*Short task*: Filter the records below down to lines containing "from".

Items listed in a dataset

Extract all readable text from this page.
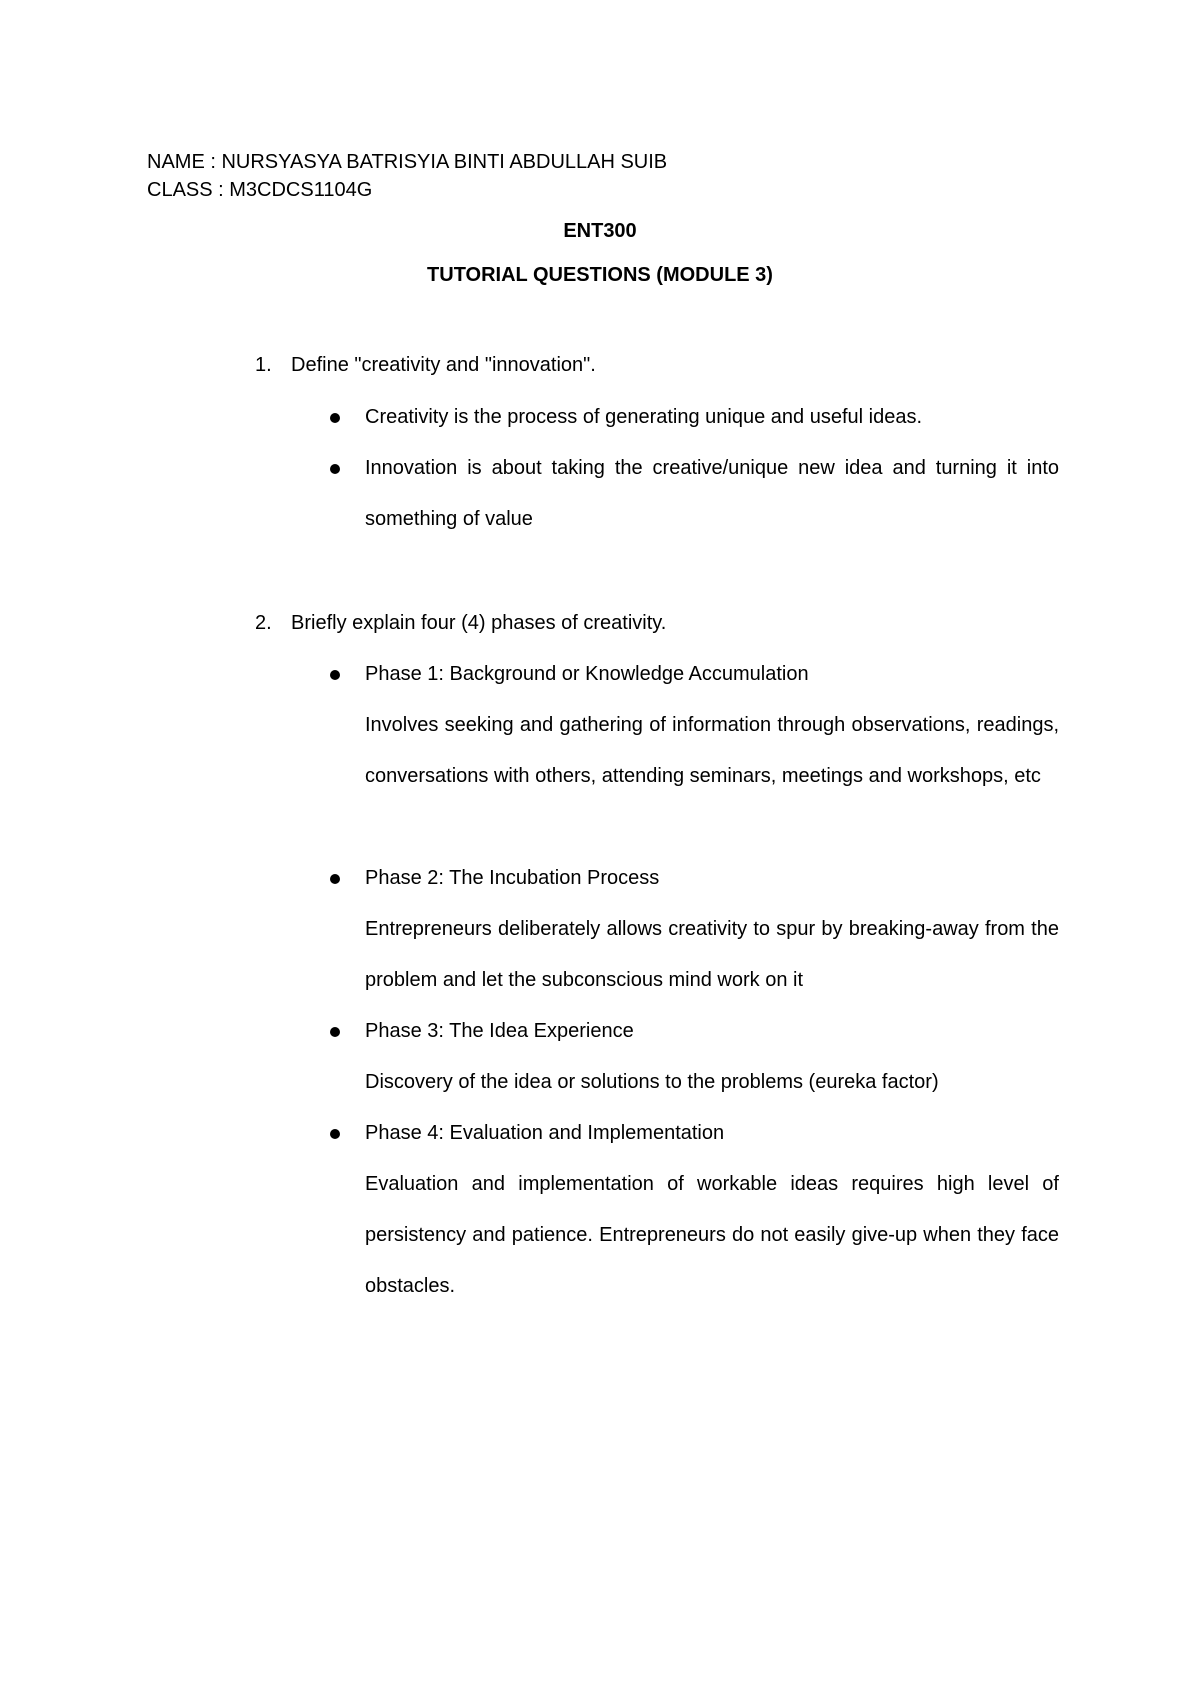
NAME : NURSYASYA BATRISYIA BINTI ABDULLAH SUIB
CLASS : M3CDCS1104G
ENT300
TUTORIAL QUESTIONS (MODULE 3)
1. Define "creativity and "innovation".
Creativity is the process of generating unique and useful ideas.
Innovation is about taking the creative/unique new idea and turning it into something of value
2. Briefly explain four (4) phases of creativity.
Phase 1: Background or Knowledge Accumulation
Involves seeking and gathering of information through observations, readings, conversations with others, attending seminars, meetings and workshops, etc
Phase 2: The Incubation Process
Entrepreneurs deliberately allows creativity to spur by breaking-away from the problem and let the subconscious mind work on it
Phase 3: The Idea Experience
Discovery of the idea or solutions to the problems (eureka factor)
Phase 4: Evaluation and Implementation
Evaluation and implementation of workable ideas requires high level of persistency and patience. Entrepreneurs do not easily give-up when they face obstacles.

*Solution to this exercise*:
Extract all readable text from this page.
Entrepreneurs deliberately allows creativity to spur by breaking-away from the problem and let the subconscious mind work on it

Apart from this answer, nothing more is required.